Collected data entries
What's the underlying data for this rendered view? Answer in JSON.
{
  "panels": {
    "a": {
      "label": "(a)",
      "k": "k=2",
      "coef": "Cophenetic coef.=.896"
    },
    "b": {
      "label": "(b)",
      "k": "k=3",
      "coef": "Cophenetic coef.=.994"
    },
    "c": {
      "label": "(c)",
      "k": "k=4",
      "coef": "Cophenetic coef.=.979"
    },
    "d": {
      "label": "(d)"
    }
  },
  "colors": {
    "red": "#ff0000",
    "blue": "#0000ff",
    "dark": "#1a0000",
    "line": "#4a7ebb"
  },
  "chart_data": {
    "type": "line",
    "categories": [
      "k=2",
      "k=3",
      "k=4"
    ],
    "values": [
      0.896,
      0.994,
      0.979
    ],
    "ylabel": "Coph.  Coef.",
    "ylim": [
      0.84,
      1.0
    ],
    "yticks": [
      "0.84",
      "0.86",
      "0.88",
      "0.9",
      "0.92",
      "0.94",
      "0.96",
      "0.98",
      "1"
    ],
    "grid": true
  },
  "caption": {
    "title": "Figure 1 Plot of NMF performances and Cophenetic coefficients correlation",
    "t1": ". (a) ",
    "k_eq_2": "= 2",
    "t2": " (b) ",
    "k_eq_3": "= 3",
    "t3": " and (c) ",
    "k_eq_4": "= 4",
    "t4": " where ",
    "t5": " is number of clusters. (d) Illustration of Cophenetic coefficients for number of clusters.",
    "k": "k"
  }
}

→ **STATED TASK**
Each record above must be given again exactly.

→ **TASK ANSWER**
What's the underlying data for this rendered view? Answer in JSON.
{
  "panels": {
    "a": {
      "label": "(a)",
      "k": "k=2",
      "coef": "Cophenetic coef.=.896"
    },
    "b": {
      "label": "(b)",
      "k": "k=3",
      "coef": "Cophenetic coef.=.994"
    },
    "c": {
      "label": "(c)",
      "k": "k=4",
      "coef": "Cophenetic coef.=.979"
    },
    "d": {
      "label": "(d)"
    }
  },
  "colors": {
    "red": "#ff0000",
    "blue": "#0000ff",
    "dark": "#1a0000",
    "line": "#4a7ebb"
  },
  "chart_data": {
    "type": "line",
    "categories": [
      "k=2",
      "k=3",
      "k=4"
    ],
    "values": [
      0.896,
      0.994,
      0.979
    ],
    "ylabel": "Coph.  Coef.",
    "ylim": [
      0.84,
      1.0
    ],
    "yticks": [
      "0.84",
      "0.86",
      "0.88",
      "0.9",
      "0.92",
      "0.94",
      "0.96",
      "0.98",
      "1"
    ],
    "grid": true
  },
  "caption": {
    "title": "Figure 1 Plot of NMF performances and Cophenetic coefficients correlation",
    "t1": ". (a) ",
    "k_eq_2": "= 2",
    "t2": " (b) ",
    "k_eq_3": "= 3",
    "t3": " and (c) ",
    "k_eq_4": "= 4",
    "t4": " where ",
    "t5": " is number of clusters. (d) Illustration of Cophenetic coefficients for number of clusters.",
    "k": "k"
  }
}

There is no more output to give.